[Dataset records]
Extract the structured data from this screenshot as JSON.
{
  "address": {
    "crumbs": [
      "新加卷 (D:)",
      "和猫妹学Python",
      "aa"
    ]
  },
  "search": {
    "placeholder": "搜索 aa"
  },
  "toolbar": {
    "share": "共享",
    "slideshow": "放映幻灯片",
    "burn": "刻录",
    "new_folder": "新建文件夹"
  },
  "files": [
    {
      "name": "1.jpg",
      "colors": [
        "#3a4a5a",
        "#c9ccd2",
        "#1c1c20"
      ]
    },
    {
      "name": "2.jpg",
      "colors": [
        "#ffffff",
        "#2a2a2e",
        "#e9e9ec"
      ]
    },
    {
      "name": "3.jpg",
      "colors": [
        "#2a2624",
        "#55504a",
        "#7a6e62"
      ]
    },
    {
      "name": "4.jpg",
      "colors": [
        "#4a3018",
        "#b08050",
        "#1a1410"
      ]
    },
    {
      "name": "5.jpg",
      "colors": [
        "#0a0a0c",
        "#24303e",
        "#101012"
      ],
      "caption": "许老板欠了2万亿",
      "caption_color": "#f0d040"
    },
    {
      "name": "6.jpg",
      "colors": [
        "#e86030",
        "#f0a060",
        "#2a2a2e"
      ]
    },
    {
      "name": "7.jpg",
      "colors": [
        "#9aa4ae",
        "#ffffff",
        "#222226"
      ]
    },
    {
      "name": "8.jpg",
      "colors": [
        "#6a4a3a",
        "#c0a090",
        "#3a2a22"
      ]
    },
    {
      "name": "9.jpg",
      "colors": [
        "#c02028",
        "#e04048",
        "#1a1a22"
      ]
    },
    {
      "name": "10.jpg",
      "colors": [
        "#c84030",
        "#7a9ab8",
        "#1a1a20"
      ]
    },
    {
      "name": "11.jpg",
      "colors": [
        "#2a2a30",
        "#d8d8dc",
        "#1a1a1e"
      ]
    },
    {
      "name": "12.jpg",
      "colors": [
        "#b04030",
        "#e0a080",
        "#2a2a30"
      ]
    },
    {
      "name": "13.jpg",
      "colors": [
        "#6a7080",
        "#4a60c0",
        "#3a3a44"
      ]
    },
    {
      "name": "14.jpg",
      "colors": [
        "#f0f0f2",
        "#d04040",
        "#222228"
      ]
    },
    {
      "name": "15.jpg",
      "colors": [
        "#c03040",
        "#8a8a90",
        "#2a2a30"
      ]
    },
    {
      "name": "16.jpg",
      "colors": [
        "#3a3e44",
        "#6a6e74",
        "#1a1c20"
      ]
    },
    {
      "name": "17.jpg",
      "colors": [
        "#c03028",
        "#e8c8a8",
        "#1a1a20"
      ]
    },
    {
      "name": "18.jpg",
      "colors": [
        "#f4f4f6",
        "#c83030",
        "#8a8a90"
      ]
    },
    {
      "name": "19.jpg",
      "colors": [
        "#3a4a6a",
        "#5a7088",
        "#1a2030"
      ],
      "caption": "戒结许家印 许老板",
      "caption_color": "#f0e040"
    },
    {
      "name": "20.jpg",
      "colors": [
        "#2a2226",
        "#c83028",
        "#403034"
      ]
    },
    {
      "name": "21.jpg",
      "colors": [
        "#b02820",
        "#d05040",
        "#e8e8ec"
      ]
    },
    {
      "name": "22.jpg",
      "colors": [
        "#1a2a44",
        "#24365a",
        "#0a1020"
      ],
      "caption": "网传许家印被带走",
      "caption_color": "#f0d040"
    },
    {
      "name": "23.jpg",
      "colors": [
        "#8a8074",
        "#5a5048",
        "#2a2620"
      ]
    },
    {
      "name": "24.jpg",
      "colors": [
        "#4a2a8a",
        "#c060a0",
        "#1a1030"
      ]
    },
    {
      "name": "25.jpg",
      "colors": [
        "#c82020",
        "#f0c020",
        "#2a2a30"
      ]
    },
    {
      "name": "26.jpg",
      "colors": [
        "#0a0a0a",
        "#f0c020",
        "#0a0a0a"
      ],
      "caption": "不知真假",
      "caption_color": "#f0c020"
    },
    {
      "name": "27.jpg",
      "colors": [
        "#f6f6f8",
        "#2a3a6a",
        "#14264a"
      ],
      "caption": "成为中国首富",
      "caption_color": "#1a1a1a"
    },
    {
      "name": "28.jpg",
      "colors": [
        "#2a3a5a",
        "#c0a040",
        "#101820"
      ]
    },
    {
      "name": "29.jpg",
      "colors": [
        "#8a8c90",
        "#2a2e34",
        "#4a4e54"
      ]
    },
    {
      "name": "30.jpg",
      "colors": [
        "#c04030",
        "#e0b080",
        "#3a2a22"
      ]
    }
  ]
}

WRITTEN REQUEST:
From the preceding material, extract every line exactly.

RESULT OF THE TASK:
Extract the structured data from this screenshot as JSON.
{
  "address": {
    "crumbs": [
      "新加卷 (D:)",
      "和猫妹学Python",
      "aa"
    ]
  },
  "search": {
    "placeholder": "搜索 aa"
  },
  "toolbar": {
    "share": "共享",
    "slideshow": "放映幻灯片",
    "burn": "刻录",
    "new_folder": "新建文件夹"
  },
  "files": [
    {
      "name": "1.jpg",
      "colors": [
        "#3a4a5a",
        "#c9ccd2",
        "#1c1c20"
      ]
    },
    {
      "name": "2.jpg",
      "colors": [
        "#ffffff",
        "#2a2a2e",
        "#e9e9ec"
      ]
    },
    {
      "name": "3.jpg",
      "colors": [
        "#2a2624",
        "#55504a",
        "#7a6e62"
      ]
    },
    {
      "name": "4.jpg",
      "colors": [
        "#4a3018",
        "#b08050",
        "#1a1410"
      ]
    },
    {
      "name": "5.jpg",
      "colors": [
        "#0a0a0c",
        "#24303e",
        "#101012"
      ],
      "caption": "许老板欠了2万亿",
      "caption_color": "#f0d040"
    },
    {
      "name": "6.jpg",
      "colors": [
        "#e86030",
        "#f0a060",
        "#2a2a2e"
      ]
    },
    {
      "name": "7.jpg",
      "colors": [
        "#9aa4ae",
        "#ffffff",
        "#222226"
      ]
    },
    {
      "name": "8.jpg",
      "colors": [
        "#6a4a3a",
        "#c0a090",
        "#3a2a22"
      ]
    },
    {
      "name": "9.jpg",
      "colors": [
        "#c02028",
        "#e04048",
        "#1a1a22"
      ]
    },
    {
      "name": "10.jpg",
      "colors": [
        "#c84030",
        "#7a9ab8",
        "#1a1a20"
      ]
    },
    {
      "name": "11.jpg",
      "colors": [
        "#2a2a30",
        "#d8d8dc",
        "#1a1a1e"
      ]
    },
    {
      "name": "12.jpg",
      "colors": [
        "#b04030",
        "#e0a080",
        "#2a2a30"
      ]
    },
    {
      "name": "13.jpg",
      "colors": [
        "#6a7080",
        "#4a60c0",
        "#3a3a44"
      ]
    },
    {
      "name": "14.jpg",
      "colors": [
        "#f0f0f2",
        "#d04040",
        "#222228"
      ]
    },
    {
      "name": "15.jpg",
      "colors": [
        "#c03040",
        "#8a8a90",
        "#2a2a30"
      ]
    },
    {
      "name": "16.jpg",
      "colors": [
        "#3a3e44",
        "#6a6e74",
        "#1a1c20"
      ]
    },
    {
      "name": "17.jpg",
      "colors": [
        "#c03028",
        "#e8c8a8",
        "#1a1a20"
      ]
    },
    {
      "name": "18.jpg",
      "colors": [
        "#f4f4f6",
        "#c83030",
        "#8a8a90"
      ]
    },
    {
      "name": "19.jpg",
      "colors": [
        "#3a4a6a",
        "#5a7088",
        "#1a2030"
      ],
      "caption": "戒结许家印 许老板",
      "caption_color": "#f0e040"
    },
    {
      "name": "20.jpg",
      "colors": [
        "#2a2226",
        "#c83028",
        "#403034"
      ]
    },
    {
      "name": "21.jpg",
      "colors": [
        "#b02820",
        "#d05040",
        "#e8e8ec"
      ]
    },
    {
      "name": "22.jpg",
      "colors": [
        "#1a2a44",
        "#24365a",
        "#0a1020"
      ],
      "caption": "网传许家印被带走",
      "caption_color": "#f0d040"
    },
    {
      "name": "23.jpg",
      "colors": [
        "#8a8074",
        "#5a5048",
        "#2a2620"
      ]
    },
    {
      "name": "24.jpg",
      "colors": [
        "#4a2a8a",
        "#c060a0",
        "#1a1030"
      ]
    },
    {
      "name": "25.jpg",
      "colors": [
        "#c82020",
        "#f0c020",
        "#2a2a30"
      ]
    },
    {
      "name": "26.jpg",
      "colors": [
        "#0a0a0a",
        "#f0c020",
        "#0a0a0a"
      ],
      "caption": "不知真假",
      "caption_color": "#f0c020"
    },
    {
      "name": "27.jpg",
      "colors": [
        "#f6f6f8",
        "#2a3a6a",
        "#14264a"
      ],
      "caption": "成为中国首富",
      "caption_color": "#1a1a1a"
    },
    {
      "name": "28.jpg",
      "colors": [
        "#2a3a5a",
        "#c0a040",
        "#101820"
      ]
    },
    {
      "name": "29.jpg",
      "colors": [
        "#8a8c90",
        "#2a2e34",
        "#4a4e54"
      ]
    },
    {
      "name": "30.jpg",
      "colors": [
        "#c04030",
        "#e0b080",
        "#3a2a22"
      ]
    }
  ]
}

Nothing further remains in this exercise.